*** LISTED RECORDS ***
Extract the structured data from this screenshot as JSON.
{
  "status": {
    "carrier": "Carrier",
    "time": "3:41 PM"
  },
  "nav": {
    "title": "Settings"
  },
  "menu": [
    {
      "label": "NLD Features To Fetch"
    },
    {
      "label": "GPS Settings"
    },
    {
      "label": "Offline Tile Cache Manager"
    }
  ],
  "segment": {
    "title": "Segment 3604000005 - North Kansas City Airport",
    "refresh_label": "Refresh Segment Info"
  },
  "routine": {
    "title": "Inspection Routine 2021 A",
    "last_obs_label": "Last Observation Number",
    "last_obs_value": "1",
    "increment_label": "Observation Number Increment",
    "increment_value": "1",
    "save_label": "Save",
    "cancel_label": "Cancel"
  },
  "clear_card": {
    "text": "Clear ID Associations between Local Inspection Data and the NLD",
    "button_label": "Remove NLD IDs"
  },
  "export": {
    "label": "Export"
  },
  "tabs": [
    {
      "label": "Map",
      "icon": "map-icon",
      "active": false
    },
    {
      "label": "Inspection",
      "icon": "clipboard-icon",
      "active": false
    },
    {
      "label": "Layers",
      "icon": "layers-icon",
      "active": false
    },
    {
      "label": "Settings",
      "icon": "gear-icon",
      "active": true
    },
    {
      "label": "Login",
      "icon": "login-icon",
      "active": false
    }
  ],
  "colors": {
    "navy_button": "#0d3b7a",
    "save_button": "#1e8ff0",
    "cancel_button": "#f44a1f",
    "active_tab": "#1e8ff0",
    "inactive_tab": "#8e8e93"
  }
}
***
#### [TASK DESCRIPTION]
Using the entries above, please restate each one word for word.

#### [TASK ANSWER]
Extract the structured data from this screenshot as JSON.
{
  "status": {
    "carrier": "Carrier",
    "time": "3:41 PM"
  },
  "nav": {
    "title": "Settings"
  },
  "menu": [
    {
      "label": "NLD Features To Fetch"
    },
    {
      "label": "GPS Settings"
    },
    {
      "label": "Offline Tile Cache Manager"
    }
  ],
  "segment": {
    "title": "Segment 3604000005 - North Kansas City Airport",
    "refresh_label": "Refresh Segment Info"
  },
  "routine": {
    "title": "Inspection Routine 2021 A",
    "last_obs_label": "Last Observation Number",
    "last_obs_value": "1",
    "increment_label": "Observation Number Increment",
    "increment_value": "1",
    "save_label": "Save",
    "cancel_label": "Cancel"
  },
  "clear_card": {
    "text": "Clear ID Associations between Local Inspection Data and the NLD",
    "button_label": "Remove NLD IDs"
  },
  "export": {
    "label": "Export"
  },
  "tabs": [
    {
      "label": "Map",
      "icon": "map-icon",
      "active": false
    },
    {
      "label": "Inspection",
      "icon": "clipboard-icon",
      "active": false
    },
    {
      "label": "Layers",
      "icon": "layers-icon",
      "active": false
    },
    {
      "label": "Settings",
      "icon": "gear-icon",
      "active": true
    },
    {
      "label": "Login",
      "icon": "login-icon",
      "active": false
    }
  ],
  "colors": {
    "navy_button": "#0d3b7a",
    "save_button": "#1e8ff0",
    "cancel_button": "#f44a1f",
    "active_tab": "#1e8ff0",
    "inactive_tab": "#8e8e93"
  }
}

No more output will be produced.